Collect each line of the entries that holds the string "none".

——————————

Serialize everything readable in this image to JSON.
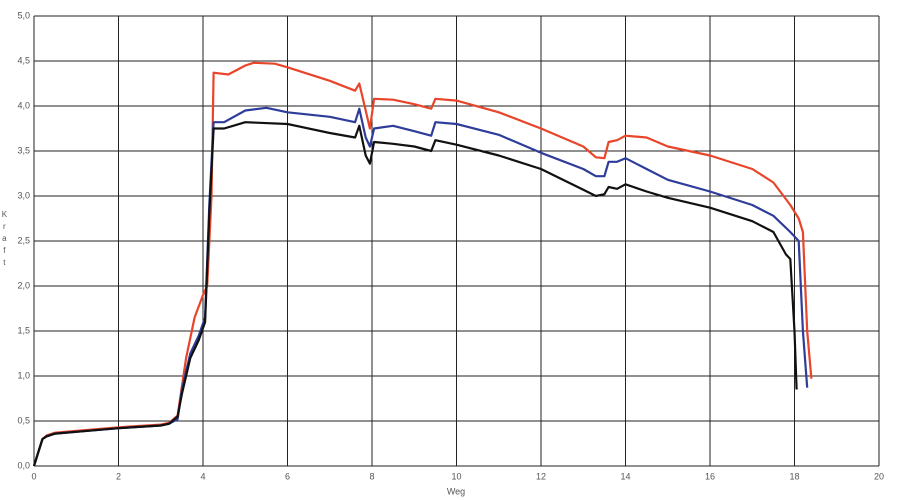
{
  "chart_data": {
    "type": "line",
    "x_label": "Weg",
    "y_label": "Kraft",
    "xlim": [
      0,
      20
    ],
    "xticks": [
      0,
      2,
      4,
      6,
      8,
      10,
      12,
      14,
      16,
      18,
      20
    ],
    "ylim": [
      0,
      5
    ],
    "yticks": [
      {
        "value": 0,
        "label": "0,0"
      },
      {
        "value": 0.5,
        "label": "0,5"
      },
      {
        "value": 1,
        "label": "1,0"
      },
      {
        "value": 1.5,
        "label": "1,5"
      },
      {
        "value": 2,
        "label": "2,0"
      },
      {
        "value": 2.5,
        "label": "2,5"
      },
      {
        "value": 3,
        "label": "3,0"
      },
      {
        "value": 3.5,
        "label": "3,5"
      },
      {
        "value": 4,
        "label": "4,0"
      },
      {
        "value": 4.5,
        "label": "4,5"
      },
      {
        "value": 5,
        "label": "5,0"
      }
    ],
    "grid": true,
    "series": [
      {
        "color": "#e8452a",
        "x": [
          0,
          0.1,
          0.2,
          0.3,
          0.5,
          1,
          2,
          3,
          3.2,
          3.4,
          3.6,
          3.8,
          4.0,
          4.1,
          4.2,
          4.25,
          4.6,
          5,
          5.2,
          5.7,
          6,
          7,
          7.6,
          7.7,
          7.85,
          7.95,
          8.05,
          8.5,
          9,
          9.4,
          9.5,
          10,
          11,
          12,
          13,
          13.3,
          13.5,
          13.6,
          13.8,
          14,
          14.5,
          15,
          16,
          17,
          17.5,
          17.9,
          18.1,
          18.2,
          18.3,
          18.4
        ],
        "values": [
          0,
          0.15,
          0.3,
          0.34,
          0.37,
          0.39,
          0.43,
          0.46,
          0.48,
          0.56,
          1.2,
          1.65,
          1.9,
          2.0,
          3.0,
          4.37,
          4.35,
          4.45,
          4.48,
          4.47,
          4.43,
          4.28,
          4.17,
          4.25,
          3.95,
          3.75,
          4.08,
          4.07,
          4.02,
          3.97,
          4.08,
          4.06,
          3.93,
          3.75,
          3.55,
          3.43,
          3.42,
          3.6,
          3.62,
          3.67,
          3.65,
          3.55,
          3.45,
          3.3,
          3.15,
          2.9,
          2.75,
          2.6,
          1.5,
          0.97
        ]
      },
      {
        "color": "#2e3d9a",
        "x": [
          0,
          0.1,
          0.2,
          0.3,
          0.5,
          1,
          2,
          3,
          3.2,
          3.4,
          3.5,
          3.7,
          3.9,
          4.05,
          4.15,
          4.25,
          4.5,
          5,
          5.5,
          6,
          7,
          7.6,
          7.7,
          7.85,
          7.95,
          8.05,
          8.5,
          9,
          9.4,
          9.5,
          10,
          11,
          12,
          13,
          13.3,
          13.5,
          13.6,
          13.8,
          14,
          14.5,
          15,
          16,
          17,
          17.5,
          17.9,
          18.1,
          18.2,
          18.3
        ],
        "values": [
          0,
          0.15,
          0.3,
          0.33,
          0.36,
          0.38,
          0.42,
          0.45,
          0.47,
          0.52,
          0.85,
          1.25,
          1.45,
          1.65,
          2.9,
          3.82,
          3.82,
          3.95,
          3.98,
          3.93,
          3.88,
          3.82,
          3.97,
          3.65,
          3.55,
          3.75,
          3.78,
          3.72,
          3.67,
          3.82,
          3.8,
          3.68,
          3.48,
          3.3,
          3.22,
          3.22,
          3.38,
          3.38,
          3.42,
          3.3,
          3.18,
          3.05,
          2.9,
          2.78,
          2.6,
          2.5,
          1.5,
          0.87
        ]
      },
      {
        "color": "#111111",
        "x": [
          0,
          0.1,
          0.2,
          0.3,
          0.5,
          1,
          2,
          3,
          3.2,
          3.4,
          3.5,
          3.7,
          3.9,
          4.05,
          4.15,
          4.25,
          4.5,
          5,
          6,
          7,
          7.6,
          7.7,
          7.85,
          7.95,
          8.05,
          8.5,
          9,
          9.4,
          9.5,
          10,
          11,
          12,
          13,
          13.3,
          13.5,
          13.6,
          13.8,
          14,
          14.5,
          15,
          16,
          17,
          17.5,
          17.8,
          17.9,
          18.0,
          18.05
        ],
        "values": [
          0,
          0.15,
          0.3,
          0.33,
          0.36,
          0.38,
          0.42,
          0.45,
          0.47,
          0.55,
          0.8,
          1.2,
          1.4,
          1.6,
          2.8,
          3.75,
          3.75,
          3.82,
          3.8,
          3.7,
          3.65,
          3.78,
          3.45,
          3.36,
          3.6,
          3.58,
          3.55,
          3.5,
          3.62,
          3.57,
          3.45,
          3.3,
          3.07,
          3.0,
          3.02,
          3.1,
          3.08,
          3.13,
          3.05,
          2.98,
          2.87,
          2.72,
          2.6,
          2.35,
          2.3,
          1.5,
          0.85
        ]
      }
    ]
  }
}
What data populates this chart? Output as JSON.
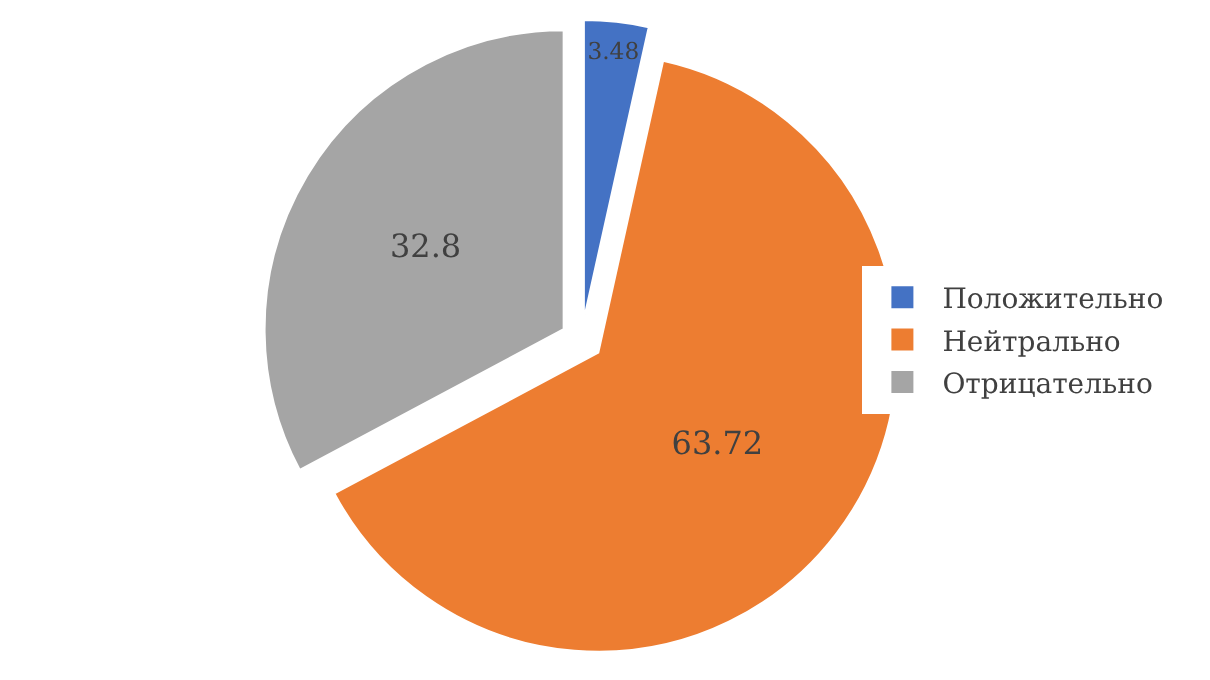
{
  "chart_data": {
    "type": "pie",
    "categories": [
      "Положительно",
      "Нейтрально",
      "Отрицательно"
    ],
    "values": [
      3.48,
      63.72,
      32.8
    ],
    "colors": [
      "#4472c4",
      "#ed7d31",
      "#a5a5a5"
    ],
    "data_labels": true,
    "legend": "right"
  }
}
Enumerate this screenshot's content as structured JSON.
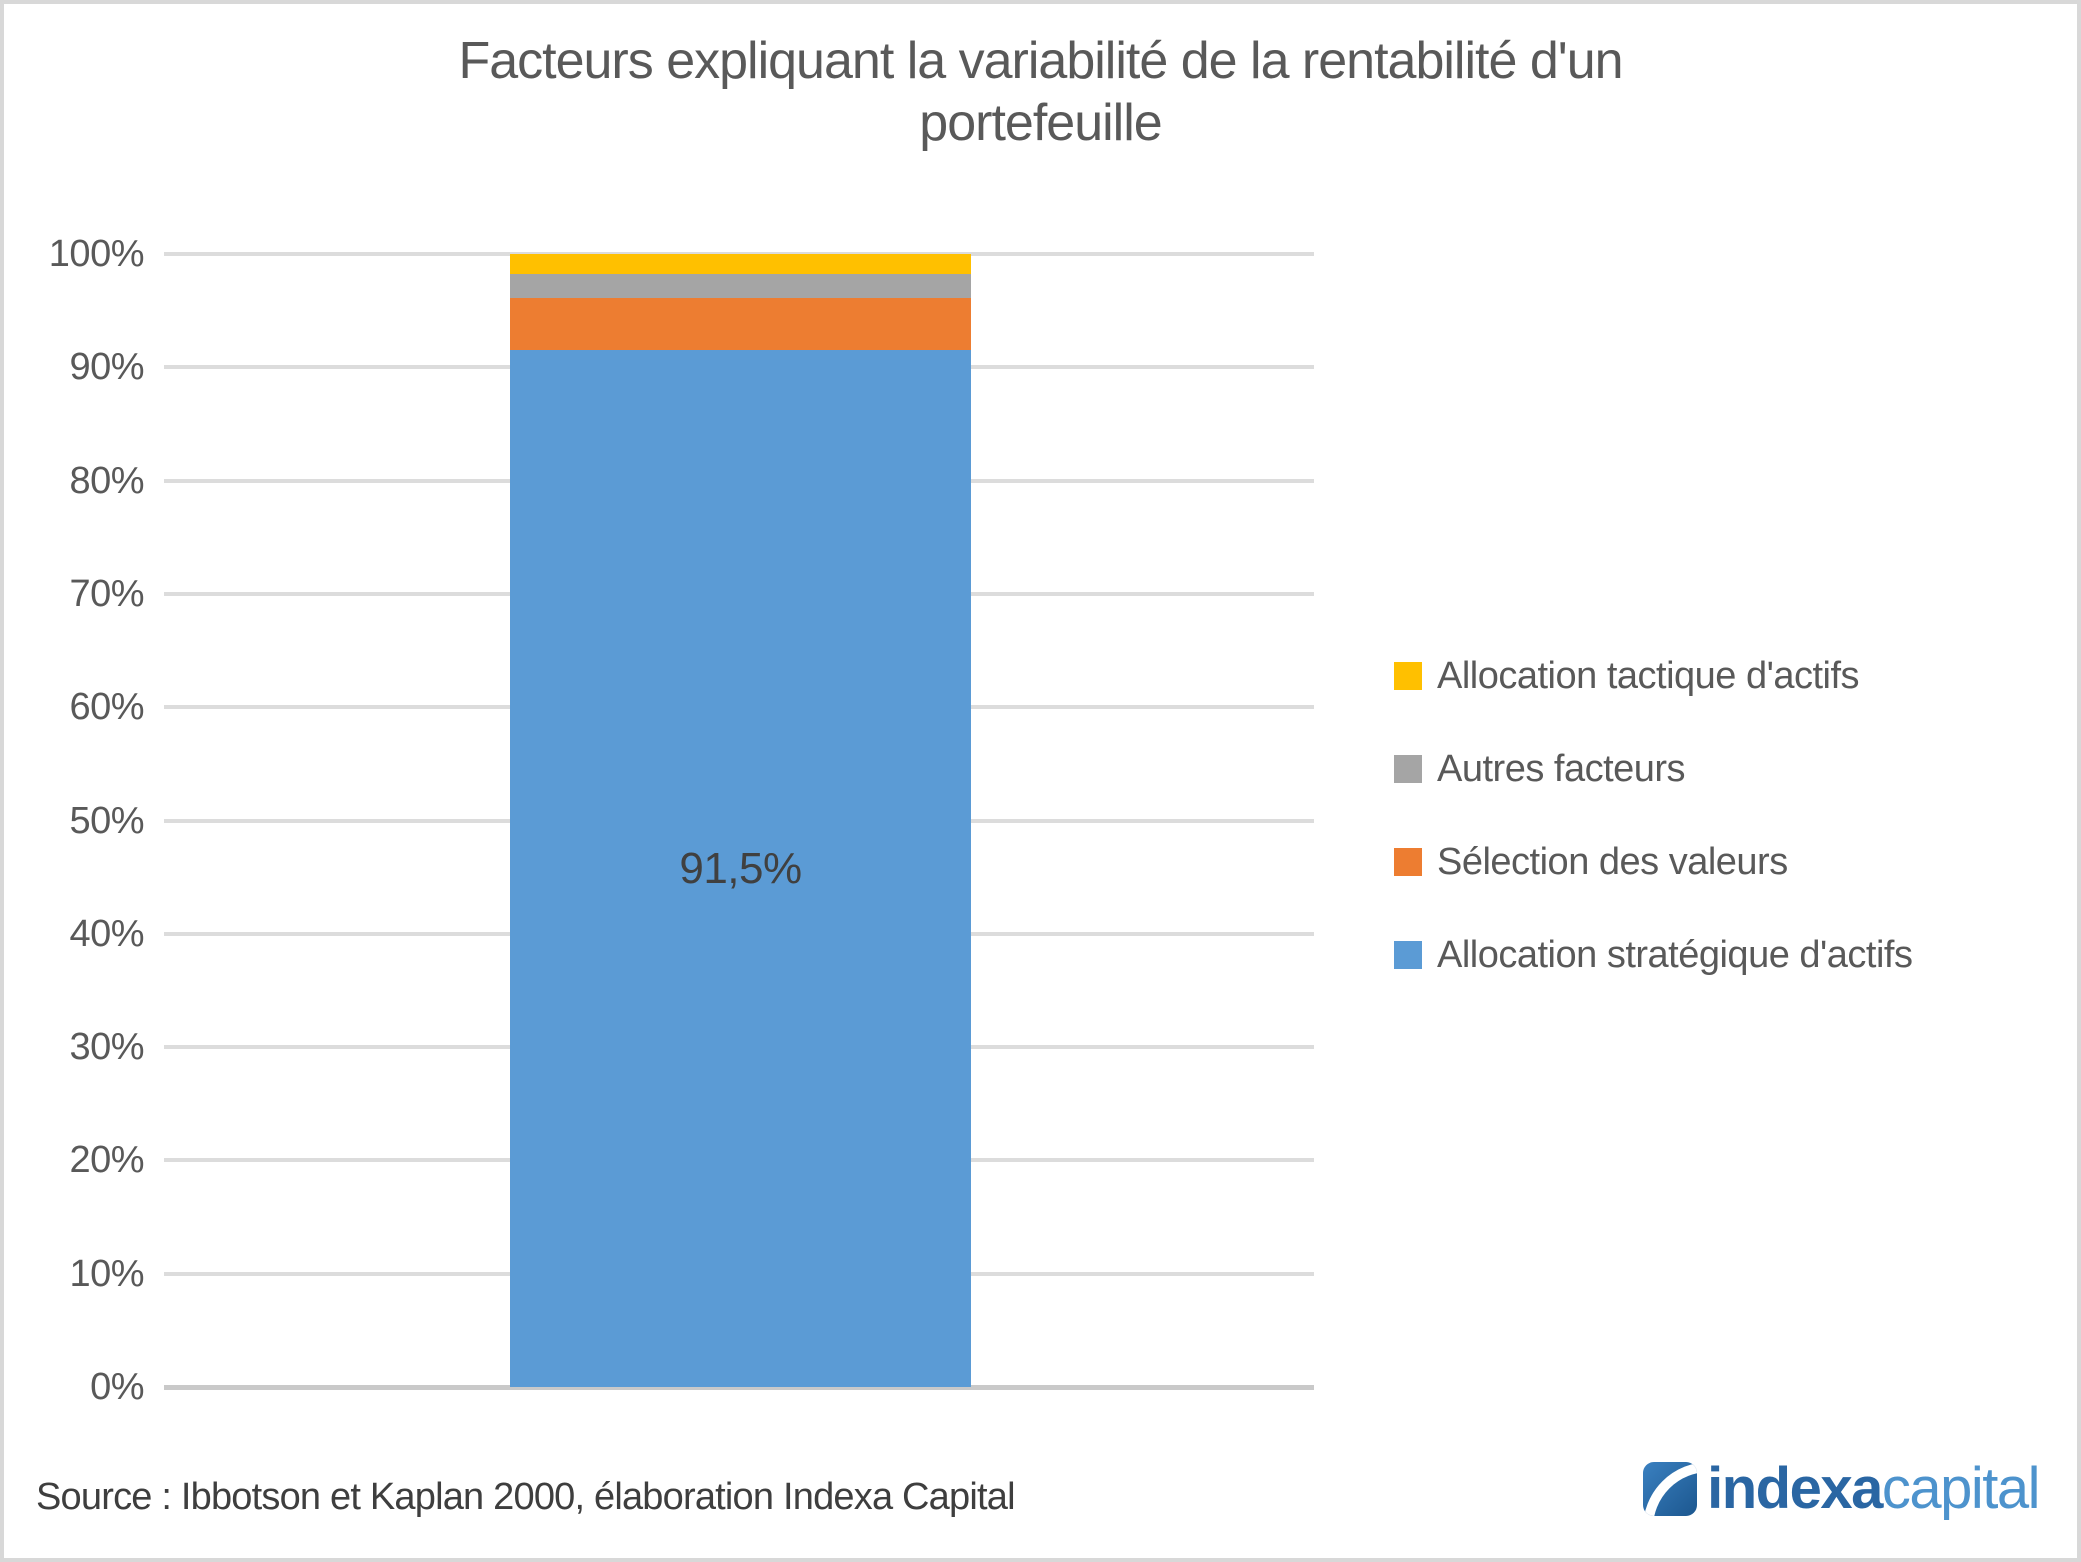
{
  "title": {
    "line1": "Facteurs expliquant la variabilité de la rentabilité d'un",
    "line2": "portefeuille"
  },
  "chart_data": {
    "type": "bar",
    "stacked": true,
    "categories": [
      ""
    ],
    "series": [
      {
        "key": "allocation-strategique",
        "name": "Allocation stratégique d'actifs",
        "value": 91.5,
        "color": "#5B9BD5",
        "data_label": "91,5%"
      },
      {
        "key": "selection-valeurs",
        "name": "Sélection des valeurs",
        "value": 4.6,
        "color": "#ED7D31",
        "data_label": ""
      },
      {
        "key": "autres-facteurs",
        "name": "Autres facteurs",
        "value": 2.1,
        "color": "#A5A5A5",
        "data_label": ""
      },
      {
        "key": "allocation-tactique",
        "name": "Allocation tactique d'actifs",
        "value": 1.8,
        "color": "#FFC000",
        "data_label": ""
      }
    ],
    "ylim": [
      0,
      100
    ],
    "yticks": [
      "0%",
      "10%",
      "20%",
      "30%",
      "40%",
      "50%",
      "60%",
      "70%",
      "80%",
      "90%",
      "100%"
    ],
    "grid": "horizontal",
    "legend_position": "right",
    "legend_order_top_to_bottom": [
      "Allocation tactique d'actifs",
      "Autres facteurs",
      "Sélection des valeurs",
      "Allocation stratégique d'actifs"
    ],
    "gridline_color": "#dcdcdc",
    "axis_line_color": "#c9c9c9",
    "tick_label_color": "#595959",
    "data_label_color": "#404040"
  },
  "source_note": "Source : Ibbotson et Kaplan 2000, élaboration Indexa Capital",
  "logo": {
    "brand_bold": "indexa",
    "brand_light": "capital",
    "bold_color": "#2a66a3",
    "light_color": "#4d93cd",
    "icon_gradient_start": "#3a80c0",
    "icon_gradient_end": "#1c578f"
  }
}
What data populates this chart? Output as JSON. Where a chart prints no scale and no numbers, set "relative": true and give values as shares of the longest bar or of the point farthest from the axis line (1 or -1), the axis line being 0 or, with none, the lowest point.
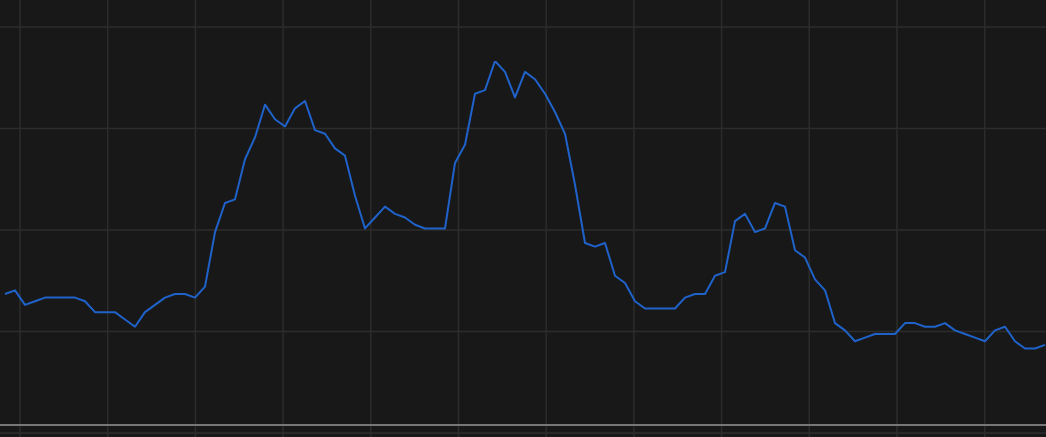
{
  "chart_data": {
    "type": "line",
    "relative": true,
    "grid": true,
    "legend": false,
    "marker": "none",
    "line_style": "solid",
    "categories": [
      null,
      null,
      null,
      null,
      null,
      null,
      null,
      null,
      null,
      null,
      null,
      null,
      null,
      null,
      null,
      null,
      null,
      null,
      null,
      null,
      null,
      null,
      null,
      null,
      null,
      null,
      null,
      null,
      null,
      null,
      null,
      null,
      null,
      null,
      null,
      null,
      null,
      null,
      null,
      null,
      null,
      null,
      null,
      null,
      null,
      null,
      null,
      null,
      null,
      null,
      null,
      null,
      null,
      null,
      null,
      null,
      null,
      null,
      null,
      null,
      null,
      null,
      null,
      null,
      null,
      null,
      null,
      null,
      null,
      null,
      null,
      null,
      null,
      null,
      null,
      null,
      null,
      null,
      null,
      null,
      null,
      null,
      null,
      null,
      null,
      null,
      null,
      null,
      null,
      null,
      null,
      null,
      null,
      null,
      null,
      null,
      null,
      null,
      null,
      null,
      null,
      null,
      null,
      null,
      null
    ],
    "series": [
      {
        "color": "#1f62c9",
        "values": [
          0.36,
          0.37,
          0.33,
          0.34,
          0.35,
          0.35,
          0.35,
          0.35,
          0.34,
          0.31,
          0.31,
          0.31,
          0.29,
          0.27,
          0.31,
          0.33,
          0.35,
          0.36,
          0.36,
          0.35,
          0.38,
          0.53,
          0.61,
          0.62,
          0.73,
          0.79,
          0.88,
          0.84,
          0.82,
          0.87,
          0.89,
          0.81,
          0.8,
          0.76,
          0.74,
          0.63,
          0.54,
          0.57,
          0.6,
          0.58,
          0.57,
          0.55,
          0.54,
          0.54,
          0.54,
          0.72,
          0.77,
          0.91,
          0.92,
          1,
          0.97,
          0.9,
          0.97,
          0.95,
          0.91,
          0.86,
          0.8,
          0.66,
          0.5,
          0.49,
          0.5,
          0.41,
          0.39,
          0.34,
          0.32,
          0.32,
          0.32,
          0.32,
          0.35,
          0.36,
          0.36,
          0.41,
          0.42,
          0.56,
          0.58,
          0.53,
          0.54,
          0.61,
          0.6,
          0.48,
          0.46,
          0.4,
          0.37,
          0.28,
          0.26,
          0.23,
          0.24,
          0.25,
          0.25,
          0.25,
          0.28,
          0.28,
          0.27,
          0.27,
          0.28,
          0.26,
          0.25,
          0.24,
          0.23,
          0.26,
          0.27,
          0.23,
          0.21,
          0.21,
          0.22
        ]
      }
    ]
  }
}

——————————

» **The result**
What data populates this chart? Output as JSON. Where a chart prints no scale and no numbers, set "relative": true and give values as shares of the longest bar or of the point farthest from the axis line (1 or -1), the axis line being 0 or, with none, the lowest point.
    "marker": "none",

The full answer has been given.